• Goal of the exercise: Transcribe every entry word for word, but skip the images.

• Rows from a dataset:
- - - - - - -
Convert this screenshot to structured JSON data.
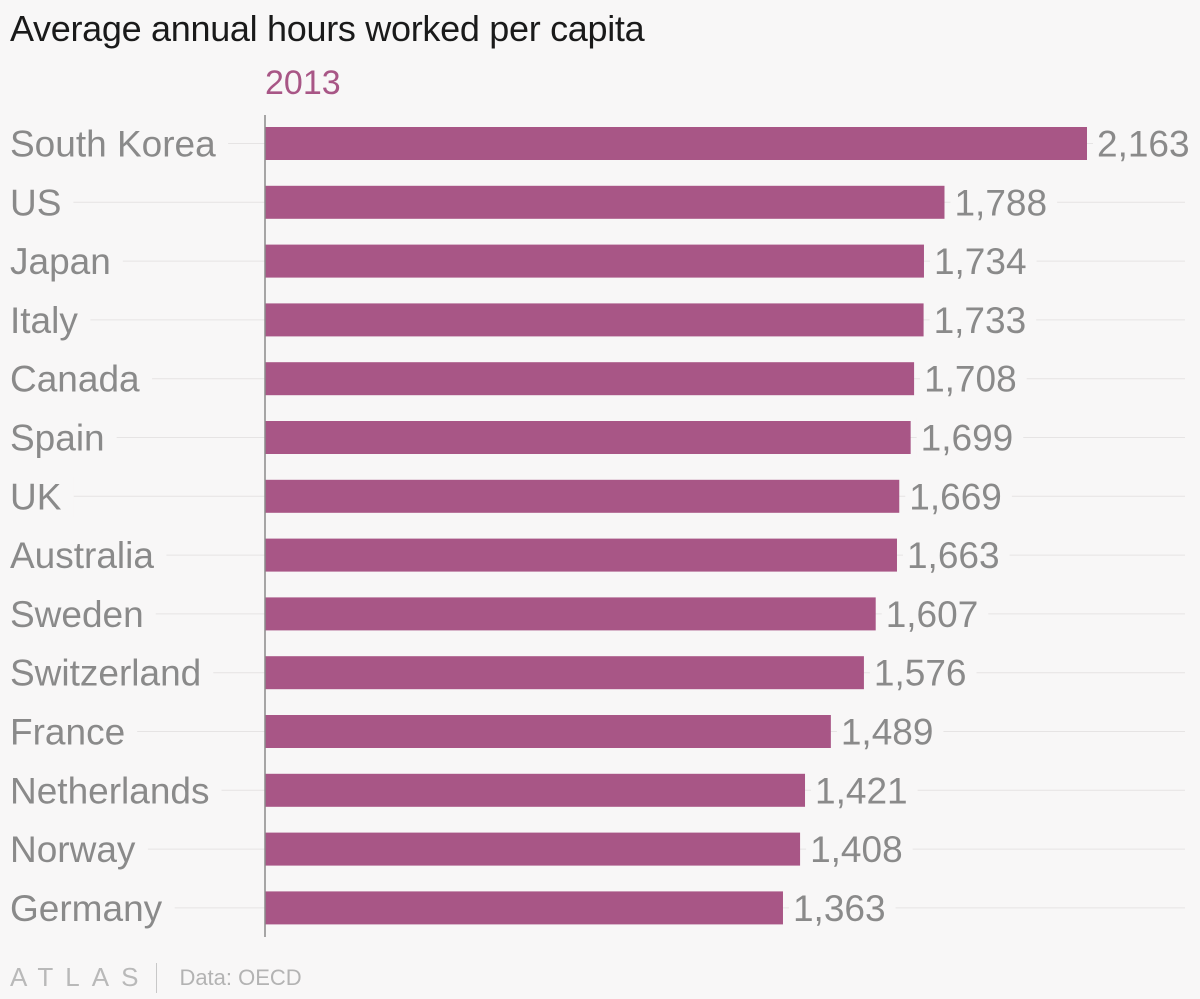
{
  "chart_data": {
    "type": "bar",
    "orientation": "horizontal",
    "title": "Average annual hours worked per capita",
    "series": [
      {
        "name": "2013",
        "color": "#a85686",
        "values": [
          2163,
          1788,
          1734,
          1733,
          1708,
          1699,
          1669,
          1663,
          1607,
          1576,
          1489,
          1421,
          1408,
          1363
        ]
      }
    ],
    "categories": [
      "South Korea",
      "US",
      "Japan",
      "Italy",
      "Canada",
      "Spain",
      "UK",
      "Australia",
      "Sweden",
      "Switzerland",
      "France",
      "Netherlands",
      "Norway",
      "Germany"
    ],
    "value_labels": [
      "2,163",
      "1,788",
      "1,734",
      "1,733",
      "1,708",
      "1,699",
      "1,669",
      "1,663",
      "1,607",
      "1,576",
      "1,489",
      "1,421",
      "1,408",
      "1,363"
    ],
    "xlim": [
      0,
      2163
    ],
    "xlabel": "",
    "ylabel": "",
    "grid": true
  },
  "footer": {
    "brand": "ATLAS",
    "source": "Data: OECD"
  }
}
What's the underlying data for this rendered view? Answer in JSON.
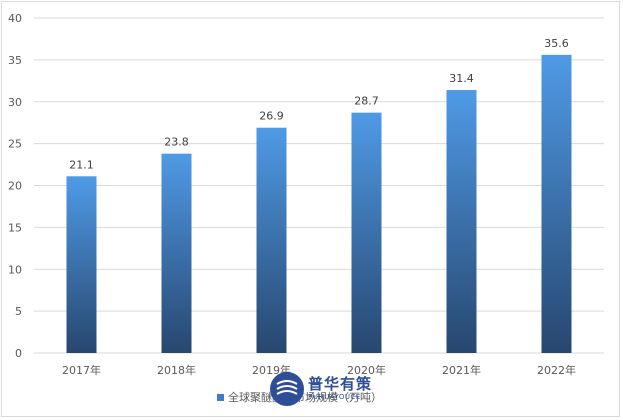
{
  "chart_data": {
    "type": "bar",
    "categories": [
      "2017年",
      "2018年",
      "2019年",
      "2020年",
      "2021年",
      "2022年"
    ],
    "series": [
      {
        "name": "全球聚醚醚酮市场规模（万吨）",
        "values": [
          21.1,
          23.8,
          26.9,
          28.7,
          31.4,
          35.6
        ]
      }
    ],
    "data_labels": [
      "21.1",
      "23.8",
      "26.9",
      "28.7",
      "31.4",
      "35.6"
    ],
    "ylim": [
      0,
      40
    ],
    "yticks": [
      0,
      5,
      10,
      15,
      20,
      25,
      30,
      35,
      40
    ],
    "grid": true,
    "legend_position": "bottom",
    "colors": {
      "bar_top": "#4f9ae6",
      "bar_bottom": "#27476f",
      "grid": "#d9d9d9",
      "legend_swatch": "#3f7cc4"
    }
  },
  "legend": {
    "label": "全球聚醚醚酮市场规模（万吨）"
  },
  "watermark": {
    "name": "普华有策",
    "subtitle": "PUHUAYOUCE"
  }
}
- - - - - - -
• Written solution:
Convert this screenshot to structured JSON data.
{
  "chart_data": {
    "type": "bar",
    "orientation": "horizontal",
    "title": "Average annual hours worked per capita",
    "series": [
      {
        "name": "2013",
        "color": "#a85686",
        "values": [
          2163,
          1788,
          1734,
          1733,
          1708,
          1699,
          1669,
          1663,
          1607,
          1576,
          1489,
          1421,
          1408,
          1363
        ]
      }
    ],
    "categories": [
      "South Korea",
      "US",
      "Japan",
      "Italy",
      "Canada",
      "Spain",
      "UK",
      "Australia",
      "Sweden",
      "Switzerland",
      "France",
      "Netherlands",
      "Norway",
      "Germany"
    ],
    "value_labels": [
      "2,163",
      "1,788",
      "1,734",
      "1,733",
      "1,708",
      "1,699",
      "1,669",
      "1,663",
      "1,607",
      "1,576",
      "1,489",
      "1,421",
      "1,408",
      "1,363"
    ],
    "xlim": [
      0,
      2163
    ],
    "xlabel": "",
    "ylabel": "",
    "grid": true
  },
  "footer": {
    "brand": "ATLAS",
    "source": "Data: OECD"
  }
}
What's the underlying data for this rendered view? Answer in JSON.
{
  "chart_data": {
    "type": "bar",
    "categories": [
      "2017年",
      "2018年",
      "2019年",
      "2020年",
      "2021年",
      "2022年"
    ],
    "series": [
      {
        "name": "全球聚醚醚酮市场规模（万吨）",
        "values": [
          21.1,
          23.8,
          26.9,
          28.7,
          31.4,
          35.6
        ]
      }
    ],
    "data_labels": [
      "21.1",
      "23.8",
      "26.9",
      "28.7",
      "31.4",
      "35.6"
    ],
    "ylim": [
      0,
      40
    ],
    "yticks": [
      0,
      5,
      10,
      15,
      20,
      25,
      30,
      35,
      40
    ],
    "grid": true,
    "legend_position": "bottom",
    "colors": {
      "bar_top": "#4f9ae6",
      "bar_bottom": "#27476f",
      "grid": "#d9d9d9",
      "legend_swatch": "#3f7cc4"
    }
  },
  "legend": {
    "label": "全球聚醚醚酮市场规模（万吨）"
  },
  "watermark": {
    "name": "普华有策",
    "subtitle": "PUHUAYOUCE"
  }
}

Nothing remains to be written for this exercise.